### Excerpted text:
- - - -

The overall response rates with various regimens were VRd(CR 5/5), VTd(CR 2/3, PR 1/3), CyBord(VGPR 1/4, PR, 1/4 and SD 2/4), Rd(CR 1/1), Vd(CR 2/4, SD 2/4). Among the patients who received combination chemotherapy and underwent ASCT the responses were CR(4/7), VGPR(1/7), PR(1/7) and SD(1/7). The median dose of induction cycles before ASCT were 4 cycles. At the time of data analysis, eleven patients were on maintenance therapy with either bortezomib, lenalidomide or thalidomide. Three patients were lost to follow up and two patients had died. Four patients received second line therapy and only two patients received further lines of therapy.
Out of 9 patients who had serum creatinine > 2 mg/dL at presentation. Renal biopsy was done in 5 patients of which two patients showed acute tubular necrosis and three patients had cast nephropathy. Hemodialysis was used initially for 5 patients. Of nine patients, five patients (55.5%) had normalisation of creatinine after therapy. Out of remaining four patients two patients had partial renal response and remaining two patients had no response. Two patients were dialysis dependent at the time of analysis.
At a median follow up of 18 months, two-year EFS was 78.5% and 2-year OS was 94.1%. None of the analysed variables like male sex, PS > 2, Hemoglobin < 10 g/dL, renal failure, elevated LDH, hypercalcemia, Plasma cells > 60%, FLC > 100, ISS stage 3, triplet therapy vs doublet therapy, IgG vs Non IgG, ASCT vs non ASCT significantly predicted EFS on univariate analysis(p = 0.36, 0.9, 0.9, 0.8, 0.4, 0.2, 0.2, 0.6, 0.8, 0.29, 0.8 and 0.49 respectively). Of 7 patients who underwent ASCT, one patient succumbed to progressive disease after 45 months of disease onset, one patient had relapse after 26 months and received second line therapy, 5 patients are on maintenance therapy.
Discussion
Multiple Myeloma, usually a disease of elderly is rare in adolescent and young adults. The published literature on outcomes in young myeloma patients is scant. The present study was planned to analyze outcomes in young myeloma patients and to best of our knowledge, this is the second series from India other than study by Yanamandra et al. [9].
The incidence of MM in young adults in the current study was 8.5%, which was higher compared to western studies[2, 3, 6] but similar to other Indian study by Yanamandra et al. [9]. MM presents a decade earlier in Indian subcontinent when compared to the west [9], the probable reason could be the higher proportion of young people in the population pyramid of Indian subcontinent.
The published literature showed that there are no differences in clinical and laboratory characteristics of young patients when compared to general myeloma population. In the present study renal failure at presentation was seen in 50% of young patients which was higher compared to studies by Ludwig et al. [3] and Shin et al. [7], the probable reason being majority of our patients referred from our nephrology clinic. Hypercalcemia at diagnosis was seen in 9% of our patients, slightly lower than published studies. Anemia at presentation was seen in 68% of patients compared to 37% and 31% by Ludwig et al. [3] and Jurczyszyn et al. [8], probably due to late presentation and higher incidence of renal failure in our patients also contributing to anemia. Bone disease at presentation of 59% was similar to other Indian study by Yanamandra et al. [9] but less compared to western studies, possible explanation being more use of plain radiographs in the present study for skeletal survey.

- - - -

### The data:
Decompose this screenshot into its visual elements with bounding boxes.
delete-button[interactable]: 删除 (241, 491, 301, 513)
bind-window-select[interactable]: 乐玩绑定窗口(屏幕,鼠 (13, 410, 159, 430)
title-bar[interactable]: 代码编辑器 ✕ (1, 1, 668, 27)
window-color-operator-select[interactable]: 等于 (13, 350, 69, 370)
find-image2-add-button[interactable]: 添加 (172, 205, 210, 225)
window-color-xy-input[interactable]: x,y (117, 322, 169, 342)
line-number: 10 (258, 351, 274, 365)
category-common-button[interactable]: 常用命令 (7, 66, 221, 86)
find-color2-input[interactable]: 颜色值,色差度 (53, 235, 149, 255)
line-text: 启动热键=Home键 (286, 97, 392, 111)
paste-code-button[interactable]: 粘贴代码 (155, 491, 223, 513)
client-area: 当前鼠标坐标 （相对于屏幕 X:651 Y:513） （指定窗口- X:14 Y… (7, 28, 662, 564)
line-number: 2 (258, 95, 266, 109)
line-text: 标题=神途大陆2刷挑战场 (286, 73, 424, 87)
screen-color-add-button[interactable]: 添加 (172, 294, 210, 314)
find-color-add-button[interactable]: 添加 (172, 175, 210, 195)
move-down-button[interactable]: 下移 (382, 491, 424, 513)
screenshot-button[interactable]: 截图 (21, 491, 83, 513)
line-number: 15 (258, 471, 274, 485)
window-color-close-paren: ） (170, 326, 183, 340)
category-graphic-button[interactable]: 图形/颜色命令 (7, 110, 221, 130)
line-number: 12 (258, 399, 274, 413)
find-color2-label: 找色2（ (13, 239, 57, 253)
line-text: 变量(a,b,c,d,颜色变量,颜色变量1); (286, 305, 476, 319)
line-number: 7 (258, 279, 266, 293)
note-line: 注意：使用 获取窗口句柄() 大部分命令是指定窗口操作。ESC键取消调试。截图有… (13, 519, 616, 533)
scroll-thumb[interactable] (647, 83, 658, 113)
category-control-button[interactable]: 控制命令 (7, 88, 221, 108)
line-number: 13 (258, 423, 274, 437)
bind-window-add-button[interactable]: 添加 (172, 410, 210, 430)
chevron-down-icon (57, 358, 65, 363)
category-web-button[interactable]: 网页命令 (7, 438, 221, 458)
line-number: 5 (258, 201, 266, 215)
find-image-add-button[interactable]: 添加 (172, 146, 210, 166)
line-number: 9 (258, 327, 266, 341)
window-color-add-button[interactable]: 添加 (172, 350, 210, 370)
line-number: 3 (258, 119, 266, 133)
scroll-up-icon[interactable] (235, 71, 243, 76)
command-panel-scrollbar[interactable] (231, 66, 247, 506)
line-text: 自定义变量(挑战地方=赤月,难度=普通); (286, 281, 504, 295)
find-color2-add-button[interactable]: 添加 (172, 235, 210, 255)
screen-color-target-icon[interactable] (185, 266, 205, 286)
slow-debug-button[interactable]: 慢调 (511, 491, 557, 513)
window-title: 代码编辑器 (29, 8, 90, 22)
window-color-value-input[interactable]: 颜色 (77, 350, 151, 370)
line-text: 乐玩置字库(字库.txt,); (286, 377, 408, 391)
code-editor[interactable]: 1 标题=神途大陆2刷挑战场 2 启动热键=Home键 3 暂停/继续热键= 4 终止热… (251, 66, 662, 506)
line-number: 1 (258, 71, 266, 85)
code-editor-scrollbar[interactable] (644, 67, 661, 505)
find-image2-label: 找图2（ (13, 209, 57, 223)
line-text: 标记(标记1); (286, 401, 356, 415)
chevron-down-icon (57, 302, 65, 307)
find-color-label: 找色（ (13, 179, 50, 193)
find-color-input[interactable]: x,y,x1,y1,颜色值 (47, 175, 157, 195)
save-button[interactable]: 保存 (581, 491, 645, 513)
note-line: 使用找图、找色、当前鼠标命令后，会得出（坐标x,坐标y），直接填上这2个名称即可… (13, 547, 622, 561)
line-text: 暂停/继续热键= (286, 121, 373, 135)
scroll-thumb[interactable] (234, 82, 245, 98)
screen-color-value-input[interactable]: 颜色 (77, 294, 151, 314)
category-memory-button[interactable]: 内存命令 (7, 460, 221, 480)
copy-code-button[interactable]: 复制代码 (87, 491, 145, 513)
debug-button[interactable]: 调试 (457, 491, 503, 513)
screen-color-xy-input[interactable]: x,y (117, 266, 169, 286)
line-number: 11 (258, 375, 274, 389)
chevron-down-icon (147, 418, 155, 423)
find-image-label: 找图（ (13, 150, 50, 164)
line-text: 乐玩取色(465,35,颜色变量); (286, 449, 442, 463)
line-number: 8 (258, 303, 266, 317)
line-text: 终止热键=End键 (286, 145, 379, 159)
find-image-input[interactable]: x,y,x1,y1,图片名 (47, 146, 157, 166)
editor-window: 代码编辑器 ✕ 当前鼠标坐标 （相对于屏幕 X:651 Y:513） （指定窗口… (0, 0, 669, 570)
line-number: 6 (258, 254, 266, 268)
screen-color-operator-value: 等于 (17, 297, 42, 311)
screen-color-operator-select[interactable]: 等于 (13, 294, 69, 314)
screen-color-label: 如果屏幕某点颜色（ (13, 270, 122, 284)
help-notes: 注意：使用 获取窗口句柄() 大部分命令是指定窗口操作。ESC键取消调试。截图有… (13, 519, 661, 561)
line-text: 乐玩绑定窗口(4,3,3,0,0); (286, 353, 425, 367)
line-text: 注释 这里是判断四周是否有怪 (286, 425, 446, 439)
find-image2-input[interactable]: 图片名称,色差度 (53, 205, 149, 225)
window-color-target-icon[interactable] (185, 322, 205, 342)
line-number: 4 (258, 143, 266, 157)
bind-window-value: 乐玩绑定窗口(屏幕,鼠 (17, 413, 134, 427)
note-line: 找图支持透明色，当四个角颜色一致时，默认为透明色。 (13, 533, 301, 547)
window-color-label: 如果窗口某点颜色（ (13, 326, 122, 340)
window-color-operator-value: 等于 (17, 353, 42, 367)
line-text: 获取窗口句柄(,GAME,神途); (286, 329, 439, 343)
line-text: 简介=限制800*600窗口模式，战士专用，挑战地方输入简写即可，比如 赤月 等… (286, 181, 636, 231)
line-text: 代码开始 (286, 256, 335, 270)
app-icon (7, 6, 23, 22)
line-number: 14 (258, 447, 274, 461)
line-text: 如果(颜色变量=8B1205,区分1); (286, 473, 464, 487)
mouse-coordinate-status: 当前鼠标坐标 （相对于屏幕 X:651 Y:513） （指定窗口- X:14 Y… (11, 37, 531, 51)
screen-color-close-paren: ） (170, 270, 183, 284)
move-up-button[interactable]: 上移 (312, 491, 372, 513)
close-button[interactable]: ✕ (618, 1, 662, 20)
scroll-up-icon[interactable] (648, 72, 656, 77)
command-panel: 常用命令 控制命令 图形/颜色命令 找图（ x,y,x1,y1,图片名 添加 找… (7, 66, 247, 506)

- - - -

### Task requirements:
#1 List every treatment regimen whose response rates are given in the excerpted text on young myeloma patients above.
#2 According to the excerpted text on young myeloma patients above, what was the 2-year overall survival at a median follow-up of 18 months?

### Answers for the exercise:
#1 VRd, VTd, CyBord, Rd, Vd

#2 94.1%